> _Data shown_

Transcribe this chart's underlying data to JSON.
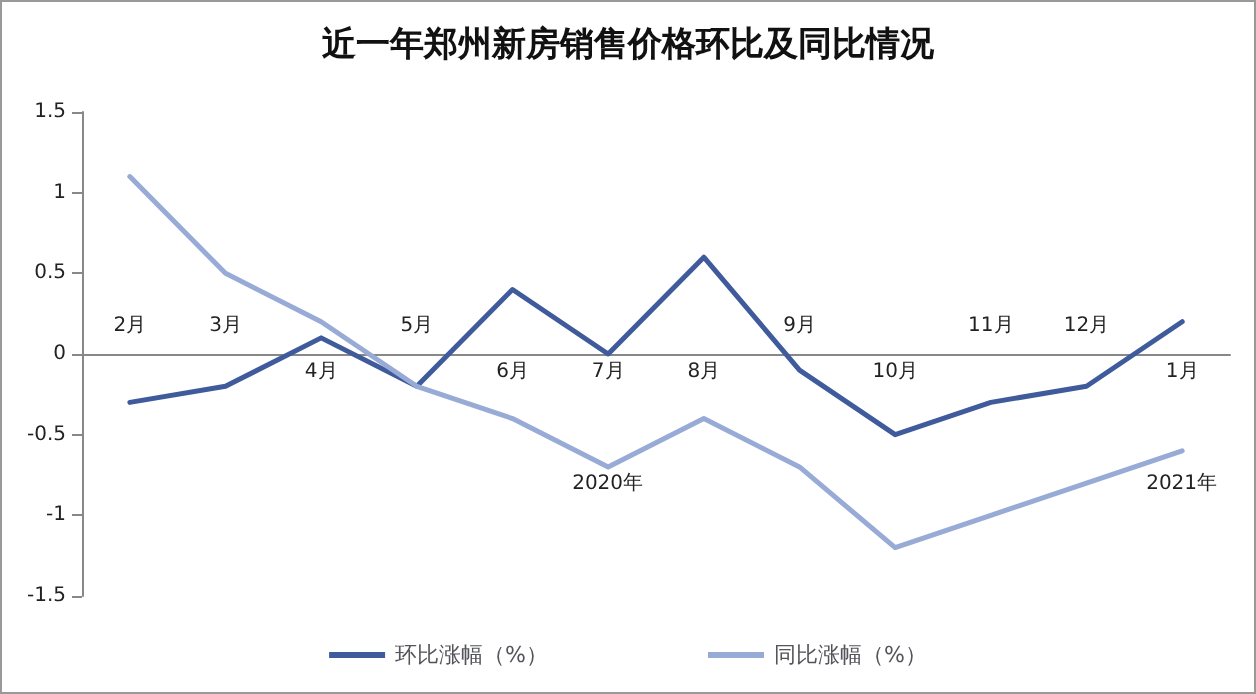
{
  "chart_data": {
    "type": "line",
    "title": "近一年郑州新房销售价格环比及同比情况",
    "categories": [
      "2月",
      "3月",
      "4月",
      "5月",
      "6月",
      "7月",
      "8月",
      "9月",
      "10月",
      "11月",
      "12月",
      "1月"
    ],
    "series": [
      {
        "name": "环比涨幅（%）",
        "color": "#3f5b9b",
        "values": [
          -0.3,
          -0.2,
          0.1,
          -0.2,
          0.4,
          0.0,
          0.6,
          -0.1,
          -0.5,
          -0.3,
          -0.2,
          0.2
        ]
      },
      {
        "name": "同比涨幅（%）",
        "color": "#98aad6",
        "values": [
          1.1,
          0.5,
          0.2,
          -0.2,
          -0.4,
          -0.7,
          -0.4,
          -0.7,
          -1.2,
          -1.0,
          -0.8,
          -0.6
        ]
      }
    ],
    "annotations": [
      "2020年",
      "2021年"
    ],
    "ylim": [
      -1.5,
      1.5
    ],
    "yticks": [
      -1.5,
      -1,
      -0.5,
      0,
      0.5,
      1,
      1.5
    ],
    "grid": false,
    "legend": "bottom",
    "marker": "none",
    "line_style": "solid"
  }
}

> _Problem statement_
Without the pictures, return the entries exactly as they appear.

> _Solution to the problem_
Transcribe this chart's underlying data to JSON.
{
  "chart_data": {
    "type": "line",
    "title": "近一年郑州新房销售价格环比及同比情况",
    "categories": [
      "2月",
      "3月",
      "4月",
      "5月",
      "6月",
      "7月",
      "8月",
      "9月",
      "10月",
      "11月",
      "12月",
      "1月"
    ],
    "series": [
      {
        "name": "环比涨幅（%）",
        "color": "#3f5b9b",
        "values": [
          -0.3,
          -0.2,
          0.1,
          -0.2,
          0.4,
          0.0,
          0.6,
          -0.1,
          -0.5,
          -0.3,
          -0.2,
          0.2
        ]
      },
      {
        "name": "同比涨幅（%）",
        "color": "#98aad6",
        "values": [
          1.1,
          0.5,
          0.2,
          -0.2,
          -0.4,
          -0.7,
          -0.4,
          -0.7,
          -1.2,
          -1.0,
          -0.8,
          -0.6
        ]
      }
    ],
    "annotations": [
      "2020年",
      "2021年"
    ],
    "ylim": [
      -1.5,
      1.5
    ],
    "yticks": [
      -1.5,
      -1,
      -0.5,
      0,
      0.5,
      1,
      1.5
    ],
    "grid": false,
    "legend": "bottom",
    "marker": "none",
    "line_style": "solid"
  }
}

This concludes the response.